# start of EXERCISE INPUTS

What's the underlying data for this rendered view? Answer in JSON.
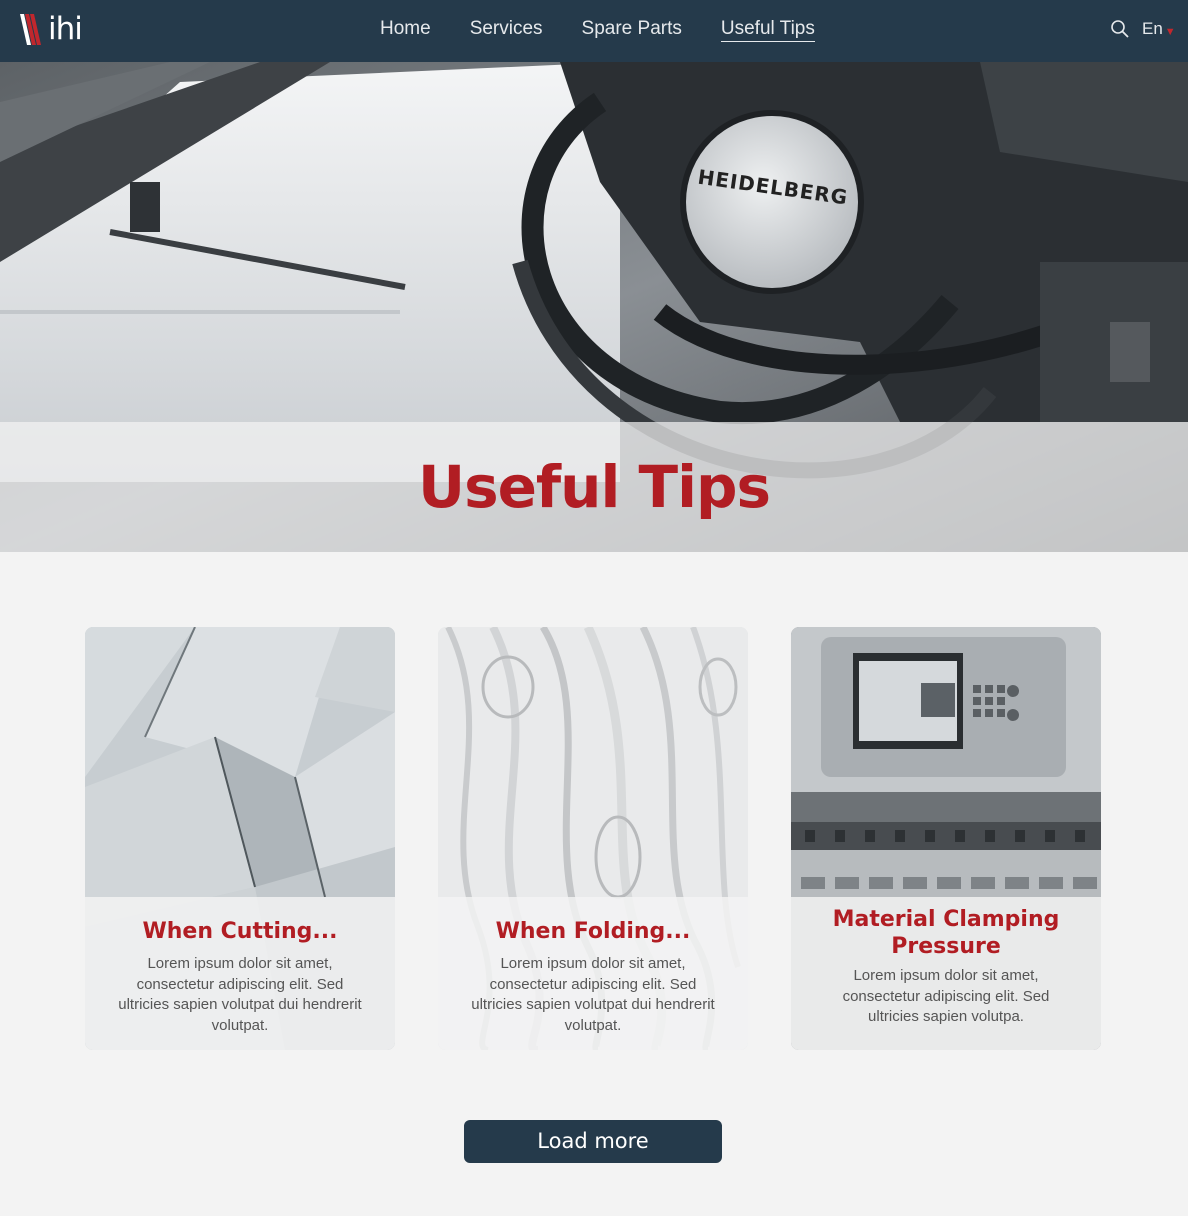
{
  "brand": {
    "logo_text": "ihi",
    "accent": "#b11d23",
    "nav_bg": "#253a4b"
  },
  "nav": {
    "items": [
      {
        "label": "Home"
      },
      {
        "label": "Services"
      },
      {
        "label": "Spare Parts"
      },
      {
        "label": "Useful Tips",
        "active": true
      }
    ],
    "search_icon": "search-icon",
    "language": "En"
  },
  "hero": {
    "title": "Useful Tips",
    "machine_brand": "HEIDELBERG"
  },
  "cards": [
    {
      "title": "When Cutting...",
      "text": "Lorem ipsum dolor sit amet, consectetur adipiscing elit. Sed ultricies sapien volutpat dui hendrerit volutpat."
    },
    {
      "title": "When Folding...",
      "text": "Lorem ipsum dolor sit amet, consectetur adipiscing elit. Sed ultricies sapien volutpat dui hendrerit volutpat."
    },
    {
      "title": "Material Clamping Pressure",
      "text": "Lorem ipsum dolor sit amet, consectetur adipiscing elit. Sed ultricies sapien volutpa."
    }
  ],
  "load_more": "Load more"
}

# end of EXERCISE INPUTS

_WHAT THE TASK REQUIRES_
Gather each line from the listing above that holds "title".

_OUTPUT BELOW_
    "title": "Useful Tips",
      "title": "When Cutting...",
      "title": "When Folding...",
      "title": "Material Clamping Pressure",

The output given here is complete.